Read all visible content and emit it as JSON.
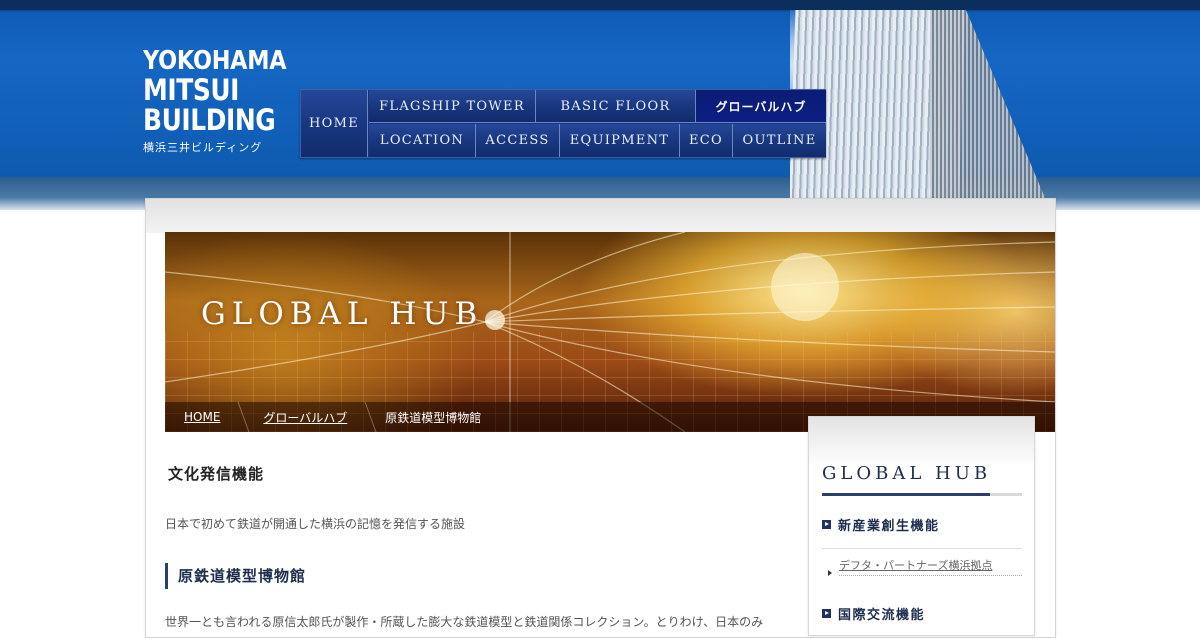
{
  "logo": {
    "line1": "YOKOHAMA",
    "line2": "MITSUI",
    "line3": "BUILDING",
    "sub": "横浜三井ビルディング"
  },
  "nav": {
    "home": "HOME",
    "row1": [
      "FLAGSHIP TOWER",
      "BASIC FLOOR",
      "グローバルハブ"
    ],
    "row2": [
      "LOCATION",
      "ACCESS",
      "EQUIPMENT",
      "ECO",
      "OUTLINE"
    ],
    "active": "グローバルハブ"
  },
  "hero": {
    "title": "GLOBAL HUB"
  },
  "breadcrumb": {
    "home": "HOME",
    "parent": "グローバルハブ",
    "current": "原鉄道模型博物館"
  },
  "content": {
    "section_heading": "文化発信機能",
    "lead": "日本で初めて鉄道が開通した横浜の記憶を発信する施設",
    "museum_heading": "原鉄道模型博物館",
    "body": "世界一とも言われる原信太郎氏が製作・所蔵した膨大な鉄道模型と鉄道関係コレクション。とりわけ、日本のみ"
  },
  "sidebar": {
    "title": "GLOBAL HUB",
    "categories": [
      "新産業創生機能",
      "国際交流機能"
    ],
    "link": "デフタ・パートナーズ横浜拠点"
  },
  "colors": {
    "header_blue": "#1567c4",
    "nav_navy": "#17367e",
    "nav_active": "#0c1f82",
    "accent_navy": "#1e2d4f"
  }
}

=-=-=

> Written exercise:
Give the data again exactly as written, with all pictures left out.

> Response:
Read all visible content and emit it as JSON.
{
  "logo": {
    "line1": "YOKOHAMA",
    "line2": "MITSUI",
    "line3": "BUILDING",
    "sub": "横浜三井ビルディング"
  },
  "nav": {
    "home": "HOME",
    "row1": [
      "FLAGSHIP TOWER",
      "BASIC FLOOR",
      "グローバルハブ"
    ],
    "row2": [
      "LOCATION",
      "ACCESS",
      "EQUIPMENT",
      "ECO",
      "OUTLINE"
    ],
    "active": "グローバルハブ"
  },
  "hero": {
    "title": "GLOBAL HUB"
  },
  "breadcrumb": {
    "home": "HOME",
    "parent": "グローバルハブ",
    "current": "原鉄道模型博物館"
  },
  "content": {
    "section_heading": "文化発信機能",
    "lead": "日本で初めて鉄道が開通した横浜の記憶を発信する施設",
    "museum_heading": "原鉄道模型博物館",
    "body": "世界一とも言われる原信太郎氏が製作・所蔵した膨大な鉄道模型と鉄道関係コレクション。とりわけ、日本のみ"
  },
  "sidebar": {
    "title": "GLOBAL HUB",
    "categories": [
      "新産業創生機能",
      "国際交流機能"
    ],
    "link": "デフタ・パートナーズ横浜拠点"
  },
  "colors": {
    "header_blue": "#1567c4",
    "nav_navy": "#17367e",
    "nav_active": "#0c1f82",
    "accent_navy": "#1e2d4f"
  }
}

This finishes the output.